[Collected data entries]
####
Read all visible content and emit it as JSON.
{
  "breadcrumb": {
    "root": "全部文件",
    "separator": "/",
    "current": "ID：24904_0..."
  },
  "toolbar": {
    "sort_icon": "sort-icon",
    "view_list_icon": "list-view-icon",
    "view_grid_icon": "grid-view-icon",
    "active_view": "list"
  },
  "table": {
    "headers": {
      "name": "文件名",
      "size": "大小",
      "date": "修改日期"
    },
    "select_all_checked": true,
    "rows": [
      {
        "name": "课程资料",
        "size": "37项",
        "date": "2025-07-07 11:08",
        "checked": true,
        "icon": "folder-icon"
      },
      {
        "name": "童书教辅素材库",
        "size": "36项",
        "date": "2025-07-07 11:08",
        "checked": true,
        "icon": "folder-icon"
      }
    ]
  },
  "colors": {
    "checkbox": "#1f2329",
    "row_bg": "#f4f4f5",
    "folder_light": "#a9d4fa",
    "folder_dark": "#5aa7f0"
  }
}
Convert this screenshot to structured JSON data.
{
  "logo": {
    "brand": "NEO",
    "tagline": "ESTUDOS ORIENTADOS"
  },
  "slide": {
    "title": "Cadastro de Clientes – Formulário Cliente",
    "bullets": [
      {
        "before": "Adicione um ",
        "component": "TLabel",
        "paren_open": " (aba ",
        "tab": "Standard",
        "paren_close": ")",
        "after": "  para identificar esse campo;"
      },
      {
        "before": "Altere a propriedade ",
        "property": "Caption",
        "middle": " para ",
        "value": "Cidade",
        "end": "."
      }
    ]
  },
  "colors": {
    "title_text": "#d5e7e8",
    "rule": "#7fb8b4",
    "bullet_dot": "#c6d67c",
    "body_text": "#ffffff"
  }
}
####
The entries above should be repeated exactly, every one of them.

### RESULT FOR THIS EXERCISE
Read all visible content and emit it as JSON.
{
  "breadcrumb": {
    "root": "全部文件",
    "separator": "/",
    "current": "ID：24904_0..."
  },
  "toolbar": {
    "sort_icon": "sort-icon",
    "view_list_icon": "list-view-icon",
    "view_grid_icon": "grid-view-icon",
    "active_view": "list"
  },
  "table": {
    "headers": {
      "name": "文件名",
      "size": "大小",
      "date": "修改日期"
    },
    "select_all_checked": true,
    "rows": [
      {
        "name": "课程资料",
        "size": "37项",
        "date": "2025-07-07 11:08",
        "checked": true,
        "icon": "folder-icon"
      },
      {
        "name": "童书教辅素材库",
        "size": "36项",
        "date": "2025-07-07 11:08",
        "checked": true,
        "icon": "folder-icon"
      }
    ]
  },
  "colors": {
    "checkbox": "#1f2329",
    "row_bg": "#f4f4f5",
    "folder_light": "#a9d4fa",
    "folder_dark": "#5aa7f0"
  }
}
Convert this screenshot to structured JSON data.
{
  "logo": {
    "brand": "NEO",
    "tagline": "ESTUDOS ORIENTADOS"
  },
  "slide": {
    "title": "Cadastro de Clientes – Formulário Cliente",
    "bullets": [
      {
        "before": "Adicione um ",
        "component": "TLabel",
        "paren_open": " (aba ",
        "tab": "Standard",
        "paren_close": ")",
        "after": "  para identificar esse campo;"
      },
      {
        "before": "Altere a propriedade ",
        "property": "Caption",
        "middle": " para ",
        "value": "Cidade",
        "end": "."
      }
    ]
  },
  "colors": {
    "title_text": "#d5e7e8",
    "rule": "#7fb8b4",
    "bullet_dot": "#c6d67c",
    "body_text": "#ffffff"
  }
}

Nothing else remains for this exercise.